"""
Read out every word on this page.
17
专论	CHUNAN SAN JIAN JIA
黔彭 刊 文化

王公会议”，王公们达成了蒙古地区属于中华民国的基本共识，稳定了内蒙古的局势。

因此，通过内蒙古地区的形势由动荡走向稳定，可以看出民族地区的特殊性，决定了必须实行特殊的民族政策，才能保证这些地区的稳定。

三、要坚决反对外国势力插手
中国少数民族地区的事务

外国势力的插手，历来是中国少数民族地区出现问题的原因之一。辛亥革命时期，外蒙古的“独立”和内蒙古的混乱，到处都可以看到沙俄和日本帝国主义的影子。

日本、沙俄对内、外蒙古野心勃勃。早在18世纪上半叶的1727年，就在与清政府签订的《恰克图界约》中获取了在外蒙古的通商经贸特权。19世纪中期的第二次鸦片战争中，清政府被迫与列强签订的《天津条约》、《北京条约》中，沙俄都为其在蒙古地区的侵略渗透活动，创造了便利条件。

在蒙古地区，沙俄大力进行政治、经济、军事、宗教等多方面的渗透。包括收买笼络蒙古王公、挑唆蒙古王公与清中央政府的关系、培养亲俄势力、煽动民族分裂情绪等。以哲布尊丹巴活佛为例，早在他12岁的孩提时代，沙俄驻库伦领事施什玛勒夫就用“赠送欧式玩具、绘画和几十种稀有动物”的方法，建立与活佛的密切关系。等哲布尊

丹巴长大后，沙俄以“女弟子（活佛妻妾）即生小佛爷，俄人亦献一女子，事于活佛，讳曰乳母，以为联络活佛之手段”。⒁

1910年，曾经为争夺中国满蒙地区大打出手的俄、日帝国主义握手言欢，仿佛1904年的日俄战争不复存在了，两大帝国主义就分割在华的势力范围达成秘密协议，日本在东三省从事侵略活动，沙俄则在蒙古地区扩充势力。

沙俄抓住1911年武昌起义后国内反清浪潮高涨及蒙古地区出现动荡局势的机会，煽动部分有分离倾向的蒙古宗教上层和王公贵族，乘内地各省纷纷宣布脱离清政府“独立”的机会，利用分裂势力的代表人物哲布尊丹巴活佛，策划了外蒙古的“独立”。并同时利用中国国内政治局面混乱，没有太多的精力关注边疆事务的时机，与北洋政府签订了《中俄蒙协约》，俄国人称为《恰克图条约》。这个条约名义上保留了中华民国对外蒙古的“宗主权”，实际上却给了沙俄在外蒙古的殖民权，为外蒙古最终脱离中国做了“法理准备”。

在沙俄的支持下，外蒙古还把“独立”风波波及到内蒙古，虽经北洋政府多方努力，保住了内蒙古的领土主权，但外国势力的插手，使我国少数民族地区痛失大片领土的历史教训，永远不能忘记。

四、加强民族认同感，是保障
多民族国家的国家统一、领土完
"""
DIRECTION: Copy all the lines, exactly.

SOLUTION FOR THIS PROBLEM:
Read out every word on this page.
17
专论	CHUNAN SAN JIAN JIA
黔彭 刊 文化

王公会议”，王公们达成了蒙古地区属于中华民国的基本共识，稳定了内蒙古的局势。

因此，通过内蒙古地区的形势由动荡走向稳定，可以看出民族地区的特殊性，决定了必须实行特殊的民族政策，才能保证这些地区的稳定。

三、要坚决反对外国势力插手
中国少数民族地区的事务

外国势力的插手，历来是中国少数民族地区出现问题的原因之一。辛亥革命时期，外蒙古的“独立”和内蒙古的混乱，到处都可以看到沙俄和日本帝国主义的影子。

日本、沙俄对内、外蒙古野心勃勃。早在18世纪上半叶的1727年，就在与清政府签订的《恰克图界约》中获取了在外蒙古的通商经贸特权。19世纪中期的第二次鸦片战争中，清政府被迫与列强签订的《天津条约》、《北京条约》中，沙俄都为其在蒙古地区的侵略渗透活动，创造了便利条件。

在蒙古地区，沙俄大力进行政治、经济、军事、宗教等多方面的渗透。包括收买笼络蒙古王公、挑唆蒙古王公与清中央政府的关系、培养亲俄势力、煽动民族分裂情绪等。以哲布尊丹巴活佛为例，早在他12岁的孩提时代，沙俄驻库伦领事施什玛勒夫就用“赠送欧式玩具、绘画和几十种稀有动物”的方法，建立与活佛的密切关系。等哲布尊

丹巴长大后，沙俄以“女弟子（活佛妻妾）即生小佛爷，俄人亦献一女子，事于活佛，讳曰乳母，以为联络活佛之手段”。⒁

1910年，曾经为争夺中国满蒙地区大打出手的俄、日帝国主义握手言欢，仿佛1904年的日俄战争不复存在了，两大帝国主义就分割在华的势力范围达成秘密协议，日本在东三省从事侵略活动，沙俄则在蒙古地区扩充势力。

沙俄抓住1911年武昌起义后国内反清浪潮高涨及蒙古地区出现动荡局势的机会，煽动部分有分离倾向的蒙古宗教上层和王公贵族，乘内地各省纷纷宣布脱离清政府“独立”的机会，利用分裂势力的代表人物哲布尊丹巴活佛，策划了外蒙古的“独立”。并同时利用中国国内政治局面混乱，没有太多的精力关注边疆事务的时机，与北洋政府签订了《中俄蒙协约》，俄国人称为《恰克图条约》。这个条约名义上保留了中华民国对外蒙古的“宗主权”，实际上却给了沙俄在外蒙古的殖民权，为外蒙古最终脱离中国做了“法理准备”。

在沙俄的支持下，外蒙古还把“独立”风波波及到内蒙古，虽经北洋政府多方努力，保住了内蒙古的领土主权，但外国势力的插手，使我国少数民族地区痛失大片领土的历史教训，永远不能忘记。

四、加强民族认同感，是保障
多民族国家的国家统一、领土完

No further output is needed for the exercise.